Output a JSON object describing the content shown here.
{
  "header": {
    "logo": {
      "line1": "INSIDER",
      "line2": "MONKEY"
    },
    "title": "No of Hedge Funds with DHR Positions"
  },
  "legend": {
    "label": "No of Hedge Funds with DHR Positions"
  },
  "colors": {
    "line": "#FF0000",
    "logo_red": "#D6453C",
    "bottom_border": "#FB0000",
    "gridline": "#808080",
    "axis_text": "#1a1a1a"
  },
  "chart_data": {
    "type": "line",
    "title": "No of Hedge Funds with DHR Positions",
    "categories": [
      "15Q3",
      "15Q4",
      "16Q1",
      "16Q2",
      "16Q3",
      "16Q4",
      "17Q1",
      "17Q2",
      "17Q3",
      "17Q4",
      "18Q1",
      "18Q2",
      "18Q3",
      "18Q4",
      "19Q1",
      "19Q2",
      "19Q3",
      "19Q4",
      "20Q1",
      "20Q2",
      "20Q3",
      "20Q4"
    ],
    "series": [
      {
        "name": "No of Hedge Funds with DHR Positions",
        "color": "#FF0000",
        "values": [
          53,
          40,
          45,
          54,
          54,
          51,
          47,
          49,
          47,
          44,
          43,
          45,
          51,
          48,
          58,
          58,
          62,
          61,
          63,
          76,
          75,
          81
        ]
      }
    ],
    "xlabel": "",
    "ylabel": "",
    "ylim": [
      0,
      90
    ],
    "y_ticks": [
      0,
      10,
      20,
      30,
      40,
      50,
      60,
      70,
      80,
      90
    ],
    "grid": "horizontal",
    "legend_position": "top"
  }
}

==========

Copy every line verbatim.

Output a JSON object describing the content shown here.
{
  "header": {
    "logo": {
      "line1": "INSIDER",
      "line2": "MONKEY"
    },
    "title": "No of Hedge Funds with DHR Positions"
  },
  "legend": {
    "label": "No of Hedge Funds with DHR Positions"
  },
  "colors": {
    "line": "#FF0000",
    "logo_red": "#D6453C",
    "bottom_border": "#FB0000",
    "gridline": "#808080",
    "axis_text": "#1a1a1a"
  },
  "chart_data": {
    "type": "line",
    "title": "No of Hedge Funds with DHR Positions",
    "categories": [
      "15Q3",
      "15Q4",
      "16Q1",
      "16Q2",
      "16Q3",
      "16Q4",
      "17Q1",
      "17Q2",
      "17Q3",
      "17Q4",
      "18Q1",
      "18Q2",
      "18Q3",
      "18Q4",
      "19Q1",
      "19Q2",
      "19Q3",
      "19Q4",
      "20Q1",
      "20Q2",
      "20Q3",
      "20Q4"
    ],
    "series": [
      {
        "name": "No of Hedge Funds with DHR Positions",
        "color": "#FF0000",
        "values": [
          53,
          40,
          45,
          54,
          54,
          51,
          47,
          49,
          47,
          44,
          43,
          45,
          51,
          48,
          58,
          58,
          62,
          61,
          63,
          76,
          75,
          81
        ]
      }
    ],
    "xlabel": "",
    "ylabel": "",
    "ylim": [
      0,
      90
    ],
    "y_ticks": [
      0,
      10,
      20,
      30,
      40,
      50,
      60,
      70,
      80,
      90
    ],
    "grid": "horizontal",
    "legend_position": "top"
  }
}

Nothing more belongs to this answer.